Return all the data, word for word.

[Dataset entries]
================================
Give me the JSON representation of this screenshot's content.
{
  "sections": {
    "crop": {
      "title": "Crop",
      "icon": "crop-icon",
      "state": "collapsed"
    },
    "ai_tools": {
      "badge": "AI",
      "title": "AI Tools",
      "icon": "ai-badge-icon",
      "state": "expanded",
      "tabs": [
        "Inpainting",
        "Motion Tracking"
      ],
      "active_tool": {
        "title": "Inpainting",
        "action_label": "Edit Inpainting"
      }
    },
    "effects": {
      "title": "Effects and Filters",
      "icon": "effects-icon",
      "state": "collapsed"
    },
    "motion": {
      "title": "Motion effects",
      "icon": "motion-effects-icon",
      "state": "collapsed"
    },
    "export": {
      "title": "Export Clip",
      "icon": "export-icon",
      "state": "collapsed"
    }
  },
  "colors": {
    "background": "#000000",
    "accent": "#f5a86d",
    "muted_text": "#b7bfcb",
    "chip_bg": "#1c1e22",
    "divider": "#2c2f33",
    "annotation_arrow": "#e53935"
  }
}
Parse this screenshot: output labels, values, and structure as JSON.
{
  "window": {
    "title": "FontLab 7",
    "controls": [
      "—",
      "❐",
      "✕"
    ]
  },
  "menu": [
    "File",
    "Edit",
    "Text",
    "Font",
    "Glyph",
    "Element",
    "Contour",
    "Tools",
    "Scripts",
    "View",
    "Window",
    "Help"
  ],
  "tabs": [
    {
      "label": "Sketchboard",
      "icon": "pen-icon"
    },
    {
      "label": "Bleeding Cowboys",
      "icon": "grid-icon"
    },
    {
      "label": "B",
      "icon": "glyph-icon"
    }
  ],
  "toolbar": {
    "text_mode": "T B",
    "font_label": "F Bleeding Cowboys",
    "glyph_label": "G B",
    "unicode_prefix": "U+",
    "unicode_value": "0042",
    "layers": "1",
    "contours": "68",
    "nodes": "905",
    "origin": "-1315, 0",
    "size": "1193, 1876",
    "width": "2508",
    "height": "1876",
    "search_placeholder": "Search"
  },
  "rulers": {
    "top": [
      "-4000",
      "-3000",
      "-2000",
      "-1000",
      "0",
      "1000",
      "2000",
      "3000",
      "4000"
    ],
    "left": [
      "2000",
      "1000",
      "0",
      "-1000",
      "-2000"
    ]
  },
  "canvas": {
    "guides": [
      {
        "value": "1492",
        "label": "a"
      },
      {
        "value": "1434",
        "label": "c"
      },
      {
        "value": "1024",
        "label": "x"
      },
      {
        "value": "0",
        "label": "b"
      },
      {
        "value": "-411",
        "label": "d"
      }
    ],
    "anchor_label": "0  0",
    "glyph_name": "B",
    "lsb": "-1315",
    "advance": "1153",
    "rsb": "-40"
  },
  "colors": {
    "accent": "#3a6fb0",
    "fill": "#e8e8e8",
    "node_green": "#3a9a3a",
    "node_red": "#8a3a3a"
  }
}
================================
## TASK RESPONSE:
Give me the JSON representation of this screenshot's content.
{
  "sections": {
    "crop": {
      "title": "Crop",
      "icon": "crop-icon",
      "state": "collapsed"
    },
    "ai_tools": {
      "badge": "AI",
      "title": "AI Tools",
      "icon": "ai-badge-icon",
      "state": "expanded",
      "tabs": [
        "Inpainting",
        "Motion Tracking"
      ],
      "active_tool": {
        "title": "Inpainting",
        "action_label": "Edit Inpainting"
      }
    },
    "effects": {
      "title": "Effects and Filters",
      "icon": "effects-icon",
      "state": "collapsed"
    },
    "motion": {
      "title": "Motion effects",
      "icon": "motion-effects-icon",
      "state": "collapsed"
    },
    "export": {
      "title": "Export Clip",
      "icon": "export-icon",
      "state": "collapsed"
    }
  },
  "colors": {
    "background": "#000000",
    "accent": "#f5a86d",
    "muted_text": "#b7bfcb",
    "chip_bg": "#1c1e22",
    "divider": "#2c2f33",
    "annotation_arrow": "#e53935"
  }
}
Parse this screenshot: output labels, values, and structure as JSON.
{
  "window": {
    "title": "FontLab 7",
    "controls": [
      "—",
      "❐",
      "✕"
    ]
  },
  "menu": [
    "File",
    "Edit",
    "Text",
    "Font",
    "Glyph",
    "Element",
    "Contour",
    "Tools",
    "Scripts",
    "View",
    "Window",
    "Help"
  ],
  "tabs": [
    {
      "label": "Sketchboard",
      "icon": "pen-icon"
    },
    {
      "label": "Bleeding Cowboys",
      "icon": "grid-icon"
    },
    {
      "label": "B",
      "icon": "glyph-icon"
    }
  ],
  "toolbar": {
    "text_mode": "T B",
    "font_label": "F Bleeding Cowboys",
    "glyph_label": "G B",
    "unicode_prefix": "U+",
    "unicode_value": "0042",
    "layers": "1",
    "contours": "68",
    "nodes": "905",
    "origin": "-1315, 0",
    "size": "1193, 1876",
    "width": "2508",
    "height": "1876",
    "search_placeholder": "Search"
  },
  "rulers": {
    "top": [
      "-4000",
      "-3000",
      "-2000",
      "-1000",
      "0",
      "1000",
      "2000",
      "3000",
      "4000"
    ],
    "left": [
      "2000",
      "1000",
      "0",
      "-1000",
      "-2000"
    ]
  },
  "canvas": {
    "guides": [
      {
        "value": "1492",
        "label": "a"
      },
      {
        "value": "1434",
        "label": "c"
      },
      {
        "value": "1024",
        "label": "x"
      },
      {
        "value": "0",
        "label": "b"
      },
      {
        "value": "-411",
        "label": "d"
      }
    ],
    "anchor_label": "0  0",
    "glyph_name": "B",
    "lsb": "-1315",
    "advance": "1153",
    "rsb": "-40"
  },
  "colors": {
    "accent": "#3a6fb0",
    "fill": "#e8e8e8",
    "node_green": "#3a9a3a",
    "node_red": "#8a3a3a"
  }
}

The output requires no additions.